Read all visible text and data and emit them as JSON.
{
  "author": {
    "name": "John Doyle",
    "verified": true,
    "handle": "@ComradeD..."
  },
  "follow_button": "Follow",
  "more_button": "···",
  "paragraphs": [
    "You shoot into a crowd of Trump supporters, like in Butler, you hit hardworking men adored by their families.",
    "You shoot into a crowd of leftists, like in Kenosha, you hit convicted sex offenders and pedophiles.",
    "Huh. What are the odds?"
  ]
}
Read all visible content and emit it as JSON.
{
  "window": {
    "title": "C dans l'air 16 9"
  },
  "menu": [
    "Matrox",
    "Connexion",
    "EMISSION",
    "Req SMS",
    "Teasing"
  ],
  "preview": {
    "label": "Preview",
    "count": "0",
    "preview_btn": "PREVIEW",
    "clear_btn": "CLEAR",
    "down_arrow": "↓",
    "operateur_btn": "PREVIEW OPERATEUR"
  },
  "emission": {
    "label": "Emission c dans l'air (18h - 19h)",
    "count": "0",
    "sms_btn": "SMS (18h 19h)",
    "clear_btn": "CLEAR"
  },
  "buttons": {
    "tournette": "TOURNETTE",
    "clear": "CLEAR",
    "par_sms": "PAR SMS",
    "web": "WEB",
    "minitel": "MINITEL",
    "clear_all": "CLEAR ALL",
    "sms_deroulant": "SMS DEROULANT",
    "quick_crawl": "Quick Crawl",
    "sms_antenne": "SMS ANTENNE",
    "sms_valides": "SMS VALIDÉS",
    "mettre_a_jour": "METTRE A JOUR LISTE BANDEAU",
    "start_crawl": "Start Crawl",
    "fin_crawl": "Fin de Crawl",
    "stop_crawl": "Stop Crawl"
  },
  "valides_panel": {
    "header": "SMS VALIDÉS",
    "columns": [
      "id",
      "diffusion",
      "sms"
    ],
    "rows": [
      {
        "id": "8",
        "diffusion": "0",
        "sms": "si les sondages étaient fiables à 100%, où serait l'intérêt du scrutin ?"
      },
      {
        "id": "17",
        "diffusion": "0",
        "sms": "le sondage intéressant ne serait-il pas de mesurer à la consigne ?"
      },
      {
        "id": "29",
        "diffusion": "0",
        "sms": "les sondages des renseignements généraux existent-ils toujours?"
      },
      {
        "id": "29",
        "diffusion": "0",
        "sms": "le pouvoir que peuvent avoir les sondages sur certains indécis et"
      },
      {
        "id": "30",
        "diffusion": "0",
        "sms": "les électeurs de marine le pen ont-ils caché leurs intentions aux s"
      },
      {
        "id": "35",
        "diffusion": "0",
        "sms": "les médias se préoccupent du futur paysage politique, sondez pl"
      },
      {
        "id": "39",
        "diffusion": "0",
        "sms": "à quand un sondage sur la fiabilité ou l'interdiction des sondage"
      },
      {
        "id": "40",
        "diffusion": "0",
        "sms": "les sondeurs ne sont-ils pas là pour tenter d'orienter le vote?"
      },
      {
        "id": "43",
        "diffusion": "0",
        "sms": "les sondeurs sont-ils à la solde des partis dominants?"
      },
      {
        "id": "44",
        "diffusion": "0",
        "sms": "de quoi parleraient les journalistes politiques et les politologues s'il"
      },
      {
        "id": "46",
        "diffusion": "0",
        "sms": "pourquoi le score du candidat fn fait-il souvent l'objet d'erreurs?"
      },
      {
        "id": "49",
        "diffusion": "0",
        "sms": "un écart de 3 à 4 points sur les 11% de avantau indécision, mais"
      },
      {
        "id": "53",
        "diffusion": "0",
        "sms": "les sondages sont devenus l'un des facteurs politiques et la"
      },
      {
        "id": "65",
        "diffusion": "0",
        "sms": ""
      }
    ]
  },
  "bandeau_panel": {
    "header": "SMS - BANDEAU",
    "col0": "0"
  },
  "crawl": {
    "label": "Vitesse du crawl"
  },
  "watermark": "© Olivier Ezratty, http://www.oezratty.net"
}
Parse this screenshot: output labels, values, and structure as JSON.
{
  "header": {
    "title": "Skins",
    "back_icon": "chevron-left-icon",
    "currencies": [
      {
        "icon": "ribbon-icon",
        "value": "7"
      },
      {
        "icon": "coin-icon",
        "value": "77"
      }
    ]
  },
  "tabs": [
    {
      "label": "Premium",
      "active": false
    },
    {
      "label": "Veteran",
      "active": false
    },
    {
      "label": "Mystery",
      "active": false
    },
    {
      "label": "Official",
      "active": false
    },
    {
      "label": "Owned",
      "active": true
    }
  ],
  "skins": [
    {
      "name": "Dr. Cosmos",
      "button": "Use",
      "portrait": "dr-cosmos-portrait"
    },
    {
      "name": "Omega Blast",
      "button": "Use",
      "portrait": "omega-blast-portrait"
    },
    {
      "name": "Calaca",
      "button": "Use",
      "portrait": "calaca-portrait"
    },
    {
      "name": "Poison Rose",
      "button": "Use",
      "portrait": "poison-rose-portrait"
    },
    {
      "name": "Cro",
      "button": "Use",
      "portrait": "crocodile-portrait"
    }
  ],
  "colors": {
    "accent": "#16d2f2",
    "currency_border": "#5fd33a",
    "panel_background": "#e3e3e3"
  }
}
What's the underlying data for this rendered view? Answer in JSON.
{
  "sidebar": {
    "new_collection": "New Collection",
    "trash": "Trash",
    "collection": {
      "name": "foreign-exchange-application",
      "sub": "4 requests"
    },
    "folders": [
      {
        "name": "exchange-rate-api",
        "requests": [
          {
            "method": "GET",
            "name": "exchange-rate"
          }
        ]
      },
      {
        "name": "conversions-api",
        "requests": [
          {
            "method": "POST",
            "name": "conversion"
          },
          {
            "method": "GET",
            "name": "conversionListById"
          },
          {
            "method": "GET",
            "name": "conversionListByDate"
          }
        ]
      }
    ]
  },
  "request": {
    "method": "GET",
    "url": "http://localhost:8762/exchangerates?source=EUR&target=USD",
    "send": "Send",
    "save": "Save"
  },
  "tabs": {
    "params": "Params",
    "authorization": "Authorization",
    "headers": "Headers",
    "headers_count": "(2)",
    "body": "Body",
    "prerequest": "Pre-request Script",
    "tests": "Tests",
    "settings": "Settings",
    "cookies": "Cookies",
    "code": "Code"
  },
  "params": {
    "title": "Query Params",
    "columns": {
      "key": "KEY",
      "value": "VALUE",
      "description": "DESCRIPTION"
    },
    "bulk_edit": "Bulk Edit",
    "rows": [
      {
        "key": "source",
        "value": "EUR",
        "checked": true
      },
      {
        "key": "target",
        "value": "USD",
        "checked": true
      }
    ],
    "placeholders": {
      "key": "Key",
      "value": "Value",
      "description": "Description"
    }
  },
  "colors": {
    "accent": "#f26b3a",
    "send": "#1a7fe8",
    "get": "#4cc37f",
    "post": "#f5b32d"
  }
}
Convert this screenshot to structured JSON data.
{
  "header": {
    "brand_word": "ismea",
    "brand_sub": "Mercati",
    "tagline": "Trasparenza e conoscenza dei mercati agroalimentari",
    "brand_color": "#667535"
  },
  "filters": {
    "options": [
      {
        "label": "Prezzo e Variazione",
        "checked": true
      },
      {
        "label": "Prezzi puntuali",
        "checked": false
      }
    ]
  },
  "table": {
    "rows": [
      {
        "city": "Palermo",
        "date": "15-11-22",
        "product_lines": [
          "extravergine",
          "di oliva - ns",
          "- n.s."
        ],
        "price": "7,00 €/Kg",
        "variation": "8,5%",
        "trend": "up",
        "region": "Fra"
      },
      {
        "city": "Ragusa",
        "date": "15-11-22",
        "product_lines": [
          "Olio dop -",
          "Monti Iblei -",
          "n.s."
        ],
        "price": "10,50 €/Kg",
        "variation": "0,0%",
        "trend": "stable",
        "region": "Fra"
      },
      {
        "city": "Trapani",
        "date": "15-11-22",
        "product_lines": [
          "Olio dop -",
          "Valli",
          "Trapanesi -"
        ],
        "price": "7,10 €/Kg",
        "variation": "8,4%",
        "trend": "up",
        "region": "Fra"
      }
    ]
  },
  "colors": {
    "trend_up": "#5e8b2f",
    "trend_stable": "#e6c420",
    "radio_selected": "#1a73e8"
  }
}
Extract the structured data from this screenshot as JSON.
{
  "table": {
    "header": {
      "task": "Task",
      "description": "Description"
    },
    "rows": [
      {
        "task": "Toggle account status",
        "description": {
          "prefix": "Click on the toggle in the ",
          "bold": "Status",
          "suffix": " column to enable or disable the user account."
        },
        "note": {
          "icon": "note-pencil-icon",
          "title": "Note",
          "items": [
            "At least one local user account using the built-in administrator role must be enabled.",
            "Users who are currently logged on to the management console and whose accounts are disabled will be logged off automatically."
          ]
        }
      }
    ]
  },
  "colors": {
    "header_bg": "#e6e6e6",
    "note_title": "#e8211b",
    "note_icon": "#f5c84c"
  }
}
···
STATED EXERCISE :: Find how many of the lines above have the word "sondages" in them. State only that number.

WRITTEN RESPONSE :: 4